* begin Rows *
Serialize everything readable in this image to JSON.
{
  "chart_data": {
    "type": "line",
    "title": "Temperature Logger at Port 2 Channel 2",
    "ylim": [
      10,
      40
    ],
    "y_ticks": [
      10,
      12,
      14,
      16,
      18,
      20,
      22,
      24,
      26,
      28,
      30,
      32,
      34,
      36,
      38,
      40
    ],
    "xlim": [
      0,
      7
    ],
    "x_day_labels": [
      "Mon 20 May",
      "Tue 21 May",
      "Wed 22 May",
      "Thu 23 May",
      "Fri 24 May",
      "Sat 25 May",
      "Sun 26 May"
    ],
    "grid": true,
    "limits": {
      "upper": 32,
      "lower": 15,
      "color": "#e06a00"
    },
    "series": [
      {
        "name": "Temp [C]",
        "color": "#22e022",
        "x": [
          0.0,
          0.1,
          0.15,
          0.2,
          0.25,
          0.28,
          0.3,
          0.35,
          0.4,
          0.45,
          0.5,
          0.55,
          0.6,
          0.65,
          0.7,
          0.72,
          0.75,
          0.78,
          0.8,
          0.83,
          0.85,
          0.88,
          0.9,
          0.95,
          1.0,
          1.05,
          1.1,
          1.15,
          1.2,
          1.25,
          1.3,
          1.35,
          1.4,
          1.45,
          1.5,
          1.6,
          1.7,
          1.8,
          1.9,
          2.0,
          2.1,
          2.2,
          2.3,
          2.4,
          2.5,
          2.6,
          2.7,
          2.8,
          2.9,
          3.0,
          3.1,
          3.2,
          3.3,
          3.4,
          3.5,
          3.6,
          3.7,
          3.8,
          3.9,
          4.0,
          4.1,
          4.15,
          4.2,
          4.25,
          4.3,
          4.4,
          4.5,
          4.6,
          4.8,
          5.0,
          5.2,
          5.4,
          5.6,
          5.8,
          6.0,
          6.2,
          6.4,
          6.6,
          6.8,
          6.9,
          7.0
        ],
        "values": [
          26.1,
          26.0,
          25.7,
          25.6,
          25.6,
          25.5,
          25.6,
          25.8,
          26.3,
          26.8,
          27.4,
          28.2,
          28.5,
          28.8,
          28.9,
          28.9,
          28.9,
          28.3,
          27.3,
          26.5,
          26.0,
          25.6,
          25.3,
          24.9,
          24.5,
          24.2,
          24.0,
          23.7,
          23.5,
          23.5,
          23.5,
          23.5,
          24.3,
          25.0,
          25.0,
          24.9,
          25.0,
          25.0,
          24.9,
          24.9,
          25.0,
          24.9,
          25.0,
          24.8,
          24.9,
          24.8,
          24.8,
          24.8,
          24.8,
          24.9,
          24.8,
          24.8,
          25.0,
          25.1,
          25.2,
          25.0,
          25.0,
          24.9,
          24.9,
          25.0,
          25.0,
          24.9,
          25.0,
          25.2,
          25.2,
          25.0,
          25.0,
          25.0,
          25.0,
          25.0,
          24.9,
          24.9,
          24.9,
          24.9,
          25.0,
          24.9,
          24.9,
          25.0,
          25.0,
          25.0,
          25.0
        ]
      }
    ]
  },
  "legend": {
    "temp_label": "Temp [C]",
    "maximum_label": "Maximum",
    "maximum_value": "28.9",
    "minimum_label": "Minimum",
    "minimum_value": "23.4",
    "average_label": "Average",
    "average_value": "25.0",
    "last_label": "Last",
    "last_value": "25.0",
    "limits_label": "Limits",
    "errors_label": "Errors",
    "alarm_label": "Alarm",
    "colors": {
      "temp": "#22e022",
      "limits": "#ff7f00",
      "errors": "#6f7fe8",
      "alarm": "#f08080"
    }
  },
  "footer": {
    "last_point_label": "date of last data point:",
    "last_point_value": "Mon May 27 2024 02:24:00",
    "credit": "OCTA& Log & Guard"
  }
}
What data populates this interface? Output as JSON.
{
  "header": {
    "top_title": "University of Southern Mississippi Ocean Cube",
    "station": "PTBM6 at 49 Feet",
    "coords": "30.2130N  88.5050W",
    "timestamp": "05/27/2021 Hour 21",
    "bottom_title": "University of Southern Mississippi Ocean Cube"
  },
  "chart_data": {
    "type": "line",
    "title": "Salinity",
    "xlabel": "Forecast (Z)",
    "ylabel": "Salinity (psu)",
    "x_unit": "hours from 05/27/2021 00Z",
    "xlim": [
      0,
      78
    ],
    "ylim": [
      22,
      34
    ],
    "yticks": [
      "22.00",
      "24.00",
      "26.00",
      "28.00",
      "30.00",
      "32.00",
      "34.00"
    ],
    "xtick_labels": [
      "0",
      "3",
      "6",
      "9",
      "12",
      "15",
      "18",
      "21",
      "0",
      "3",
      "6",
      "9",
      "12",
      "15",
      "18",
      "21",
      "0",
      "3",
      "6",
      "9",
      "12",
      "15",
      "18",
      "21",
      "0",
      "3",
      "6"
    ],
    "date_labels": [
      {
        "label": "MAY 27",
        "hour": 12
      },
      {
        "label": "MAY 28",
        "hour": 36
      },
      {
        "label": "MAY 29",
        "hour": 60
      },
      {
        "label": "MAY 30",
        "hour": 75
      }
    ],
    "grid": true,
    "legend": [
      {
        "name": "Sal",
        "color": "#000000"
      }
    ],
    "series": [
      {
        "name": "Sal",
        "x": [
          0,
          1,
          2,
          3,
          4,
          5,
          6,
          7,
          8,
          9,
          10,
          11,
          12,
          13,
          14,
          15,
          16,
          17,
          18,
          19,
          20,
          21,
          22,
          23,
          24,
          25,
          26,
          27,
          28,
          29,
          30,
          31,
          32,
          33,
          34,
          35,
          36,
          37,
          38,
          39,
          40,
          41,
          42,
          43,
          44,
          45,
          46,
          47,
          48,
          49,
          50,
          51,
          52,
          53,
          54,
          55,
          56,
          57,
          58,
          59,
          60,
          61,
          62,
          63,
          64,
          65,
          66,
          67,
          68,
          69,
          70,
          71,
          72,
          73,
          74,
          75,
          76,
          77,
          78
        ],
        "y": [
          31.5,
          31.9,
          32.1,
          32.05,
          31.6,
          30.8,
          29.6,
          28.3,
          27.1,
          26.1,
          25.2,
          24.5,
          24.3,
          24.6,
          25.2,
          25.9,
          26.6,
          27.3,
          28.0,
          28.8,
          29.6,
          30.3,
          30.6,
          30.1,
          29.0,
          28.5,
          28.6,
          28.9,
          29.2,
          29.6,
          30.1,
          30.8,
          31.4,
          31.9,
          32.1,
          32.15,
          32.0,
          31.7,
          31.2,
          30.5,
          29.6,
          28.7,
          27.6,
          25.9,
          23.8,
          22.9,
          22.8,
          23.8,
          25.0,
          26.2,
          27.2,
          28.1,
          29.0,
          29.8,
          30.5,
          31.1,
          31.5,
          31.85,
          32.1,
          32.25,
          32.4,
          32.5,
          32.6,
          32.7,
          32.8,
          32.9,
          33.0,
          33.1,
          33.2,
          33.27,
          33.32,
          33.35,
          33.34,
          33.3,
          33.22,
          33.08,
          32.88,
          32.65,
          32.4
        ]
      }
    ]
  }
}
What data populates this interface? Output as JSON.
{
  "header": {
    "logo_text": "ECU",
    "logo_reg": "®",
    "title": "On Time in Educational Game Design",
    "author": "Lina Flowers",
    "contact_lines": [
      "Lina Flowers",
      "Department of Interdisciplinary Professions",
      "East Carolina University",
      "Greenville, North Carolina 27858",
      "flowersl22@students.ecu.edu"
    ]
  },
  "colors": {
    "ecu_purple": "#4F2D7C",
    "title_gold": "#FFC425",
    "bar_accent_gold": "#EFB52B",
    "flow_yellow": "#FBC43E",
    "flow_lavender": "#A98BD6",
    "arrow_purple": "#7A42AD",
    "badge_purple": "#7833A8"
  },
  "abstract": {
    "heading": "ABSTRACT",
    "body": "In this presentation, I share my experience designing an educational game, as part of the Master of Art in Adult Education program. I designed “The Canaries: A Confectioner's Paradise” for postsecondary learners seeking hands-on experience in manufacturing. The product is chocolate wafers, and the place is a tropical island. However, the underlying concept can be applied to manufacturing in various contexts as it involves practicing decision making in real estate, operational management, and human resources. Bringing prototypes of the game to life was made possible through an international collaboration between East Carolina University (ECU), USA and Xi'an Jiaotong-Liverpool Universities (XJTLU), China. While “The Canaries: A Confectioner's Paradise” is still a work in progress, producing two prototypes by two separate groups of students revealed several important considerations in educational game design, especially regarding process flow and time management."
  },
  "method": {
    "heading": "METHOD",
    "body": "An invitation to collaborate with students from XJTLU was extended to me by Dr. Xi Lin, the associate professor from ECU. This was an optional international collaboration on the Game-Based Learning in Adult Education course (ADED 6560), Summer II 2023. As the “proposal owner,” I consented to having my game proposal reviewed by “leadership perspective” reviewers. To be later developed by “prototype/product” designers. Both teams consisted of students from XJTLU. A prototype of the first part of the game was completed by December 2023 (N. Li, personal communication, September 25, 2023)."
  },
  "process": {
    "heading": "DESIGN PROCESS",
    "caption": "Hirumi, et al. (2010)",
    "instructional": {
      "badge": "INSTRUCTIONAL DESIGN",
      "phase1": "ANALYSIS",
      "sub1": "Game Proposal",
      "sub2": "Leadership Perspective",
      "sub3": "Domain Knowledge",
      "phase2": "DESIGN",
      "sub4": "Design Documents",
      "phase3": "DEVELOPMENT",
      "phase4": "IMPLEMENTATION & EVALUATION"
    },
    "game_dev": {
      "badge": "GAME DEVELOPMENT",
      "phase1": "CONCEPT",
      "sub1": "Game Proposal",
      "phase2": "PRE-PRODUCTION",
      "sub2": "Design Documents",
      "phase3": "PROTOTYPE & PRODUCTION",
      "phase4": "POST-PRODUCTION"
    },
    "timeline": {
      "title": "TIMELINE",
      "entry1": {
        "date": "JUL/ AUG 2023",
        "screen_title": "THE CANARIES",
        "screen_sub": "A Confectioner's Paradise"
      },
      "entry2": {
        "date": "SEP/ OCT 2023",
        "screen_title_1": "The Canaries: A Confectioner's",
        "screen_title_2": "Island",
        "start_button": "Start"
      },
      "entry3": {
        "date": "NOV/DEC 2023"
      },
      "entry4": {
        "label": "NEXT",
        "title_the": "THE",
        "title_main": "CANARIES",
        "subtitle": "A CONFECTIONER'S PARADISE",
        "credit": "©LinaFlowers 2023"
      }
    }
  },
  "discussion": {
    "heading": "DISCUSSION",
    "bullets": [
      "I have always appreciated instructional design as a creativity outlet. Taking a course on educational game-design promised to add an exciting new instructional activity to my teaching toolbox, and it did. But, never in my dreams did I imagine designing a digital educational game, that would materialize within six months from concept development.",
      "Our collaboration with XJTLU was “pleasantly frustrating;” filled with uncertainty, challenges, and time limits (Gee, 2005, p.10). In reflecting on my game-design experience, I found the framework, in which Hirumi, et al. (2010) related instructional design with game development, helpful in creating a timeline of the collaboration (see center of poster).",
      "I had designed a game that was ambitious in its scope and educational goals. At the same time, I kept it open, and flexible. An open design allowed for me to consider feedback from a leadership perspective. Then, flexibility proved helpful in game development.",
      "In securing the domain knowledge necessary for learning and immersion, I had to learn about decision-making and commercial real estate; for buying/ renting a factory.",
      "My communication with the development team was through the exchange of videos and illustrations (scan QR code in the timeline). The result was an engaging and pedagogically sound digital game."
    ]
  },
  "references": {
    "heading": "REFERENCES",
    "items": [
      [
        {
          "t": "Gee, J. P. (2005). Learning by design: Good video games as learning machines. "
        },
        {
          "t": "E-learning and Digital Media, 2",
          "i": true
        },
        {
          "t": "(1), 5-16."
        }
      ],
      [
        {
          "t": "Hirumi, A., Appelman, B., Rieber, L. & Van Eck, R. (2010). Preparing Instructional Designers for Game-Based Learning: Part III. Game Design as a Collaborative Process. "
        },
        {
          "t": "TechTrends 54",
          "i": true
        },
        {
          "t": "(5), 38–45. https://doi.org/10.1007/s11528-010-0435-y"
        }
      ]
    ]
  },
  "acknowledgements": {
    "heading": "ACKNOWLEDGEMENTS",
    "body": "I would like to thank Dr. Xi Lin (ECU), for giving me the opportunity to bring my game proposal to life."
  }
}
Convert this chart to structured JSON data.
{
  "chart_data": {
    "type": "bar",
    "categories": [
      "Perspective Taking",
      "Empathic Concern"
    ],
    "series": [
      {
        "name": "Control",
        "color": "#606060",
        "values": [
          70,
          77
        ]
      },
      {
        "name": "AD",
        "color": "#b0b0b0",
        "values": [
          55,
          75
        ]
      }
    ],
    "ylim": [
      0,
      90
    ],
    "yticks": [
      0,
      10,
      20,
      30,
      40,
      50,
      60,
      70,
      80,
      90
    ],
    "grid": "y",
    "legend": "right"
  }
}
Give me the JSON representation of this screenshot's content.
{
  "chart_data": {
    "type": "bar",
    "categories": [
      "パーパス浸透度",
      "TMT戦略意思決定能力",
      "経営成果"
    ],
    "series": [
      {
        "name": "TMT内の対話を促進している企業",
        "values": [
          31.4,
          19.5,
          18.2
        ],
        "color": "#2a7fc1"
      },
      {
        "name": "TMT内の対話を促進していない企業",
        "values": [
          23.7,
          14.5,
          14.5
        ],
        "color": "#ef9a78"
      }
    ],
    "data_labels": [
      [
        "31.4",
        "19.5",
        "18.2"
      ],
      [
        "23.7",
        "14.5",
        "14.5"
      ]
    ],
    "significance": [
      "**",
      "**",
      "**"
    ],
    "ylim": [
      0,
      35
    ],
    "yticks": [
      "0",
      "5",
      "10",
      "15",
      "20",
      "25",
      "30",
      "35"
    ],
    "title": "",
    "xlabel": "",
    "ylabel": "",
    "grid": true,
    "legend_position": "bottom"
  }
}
* end Rows *
What needs to be done -
Copy every line above that holds the word "Southern".

Exercise answer -
    "top_title": "University of Southern Mississippi Ocean Cube",
    "bottom_title": "University of Southern Mississippi Ocean Cube"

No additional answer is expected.